Given instruction> Find each line with "grey" and copy it.

[Records from a data collection]
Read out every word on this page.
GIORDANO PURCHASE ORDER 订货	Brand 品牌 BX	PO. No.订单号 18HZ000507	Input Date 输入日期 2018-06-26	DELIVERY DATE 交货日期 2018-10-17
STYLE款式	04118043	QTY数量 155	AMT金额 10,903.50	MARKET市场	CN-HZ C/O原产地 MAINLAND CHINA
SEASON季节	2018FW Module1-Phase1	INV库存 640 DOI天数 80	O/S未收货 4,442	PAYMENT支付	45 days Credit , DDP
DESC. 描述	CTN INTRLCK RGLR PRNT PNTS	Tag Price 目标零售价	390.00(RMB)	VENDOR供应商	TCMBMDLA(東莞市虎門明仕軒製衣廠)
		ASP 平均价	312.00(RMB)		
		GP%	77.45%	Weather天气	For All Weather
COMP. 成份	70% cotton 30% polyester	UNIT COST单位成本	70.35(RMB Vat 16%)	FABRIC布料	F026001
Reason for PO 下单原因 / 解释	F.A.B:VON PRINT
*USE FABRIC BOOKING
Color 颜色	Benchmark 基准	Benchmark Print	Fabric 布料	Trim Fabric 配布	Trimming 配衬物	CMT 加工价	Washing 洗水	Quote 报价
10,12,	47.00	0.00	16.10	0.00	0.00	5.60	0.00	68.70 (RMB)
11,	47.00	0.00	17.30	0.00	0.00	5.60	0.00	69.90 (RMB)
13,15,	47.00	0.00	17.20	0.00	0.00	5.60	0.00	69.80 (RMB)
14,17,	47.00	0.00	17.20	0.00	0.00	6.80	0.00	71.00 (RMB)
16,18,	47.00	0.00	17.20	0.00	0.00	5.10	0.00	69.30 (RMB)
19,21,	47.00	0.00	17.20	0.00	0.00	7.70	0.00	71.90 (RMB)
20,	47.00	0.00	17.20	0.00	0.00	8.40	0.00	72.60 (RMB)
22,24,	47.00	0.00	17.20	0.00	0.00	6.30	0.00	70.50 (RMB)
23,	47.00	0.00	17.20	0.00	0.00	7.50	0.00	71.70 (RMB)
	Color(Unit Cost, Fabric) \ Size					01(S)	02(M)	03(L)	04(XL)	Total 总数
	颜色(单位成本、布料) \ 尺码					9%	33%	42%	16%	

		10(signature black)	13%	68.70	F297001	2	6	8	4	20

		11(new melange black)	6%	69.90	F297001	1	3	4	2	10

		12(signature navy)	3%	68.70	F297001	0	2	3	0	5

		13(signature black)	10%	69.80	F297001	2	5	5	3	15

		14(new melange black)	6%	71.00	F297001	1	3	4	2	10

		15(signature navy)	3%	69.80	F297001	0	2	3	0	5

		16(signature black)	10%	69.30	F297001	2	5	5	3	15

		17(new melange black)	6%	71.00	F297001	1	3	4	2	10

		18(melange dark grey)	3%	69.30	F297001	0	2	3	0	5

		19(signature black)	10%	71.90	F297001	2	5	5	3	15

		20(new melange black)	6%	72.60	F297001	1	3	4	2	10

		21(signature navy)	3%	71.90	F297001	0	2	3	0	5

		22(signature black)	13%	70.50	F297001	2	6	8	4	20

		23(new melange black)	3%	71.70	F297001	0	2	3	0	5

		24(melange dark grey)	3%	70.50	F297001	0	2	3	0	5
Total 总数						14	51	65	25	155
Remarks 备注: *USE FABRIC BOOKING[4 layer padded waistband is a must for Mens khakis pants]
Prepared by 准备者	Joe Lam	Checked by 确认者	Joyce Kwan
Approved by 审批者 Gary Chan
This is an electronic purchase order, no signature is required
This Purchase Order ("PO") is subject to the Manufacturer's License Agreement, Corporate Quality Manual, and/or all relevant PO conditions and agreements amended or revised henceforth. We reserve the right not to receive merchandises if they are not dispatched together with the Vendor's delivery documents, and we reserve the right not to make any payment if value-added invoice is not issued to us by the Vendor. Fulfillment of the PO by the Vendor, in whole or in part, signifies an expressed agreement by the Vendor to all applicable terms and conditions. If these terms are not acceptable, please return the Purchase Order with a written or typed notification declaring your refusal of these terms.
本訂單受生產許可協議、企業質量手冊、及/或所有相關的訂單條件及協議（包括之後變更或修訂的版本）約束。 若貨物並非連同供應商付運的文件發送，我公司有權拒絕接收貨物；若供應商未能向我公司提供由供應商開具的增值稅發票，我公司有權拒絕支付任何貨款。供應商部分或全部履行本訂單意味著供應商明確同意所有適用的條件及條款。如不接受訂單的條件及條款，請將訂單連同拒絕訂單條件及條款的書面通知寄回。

Solution for this exercise>
		18(melange dark grey)	3%	69.30	F297001	0	2	3	0	5
		24(melange dark grey)	3%	70.50	F297001	0	2	3	0	5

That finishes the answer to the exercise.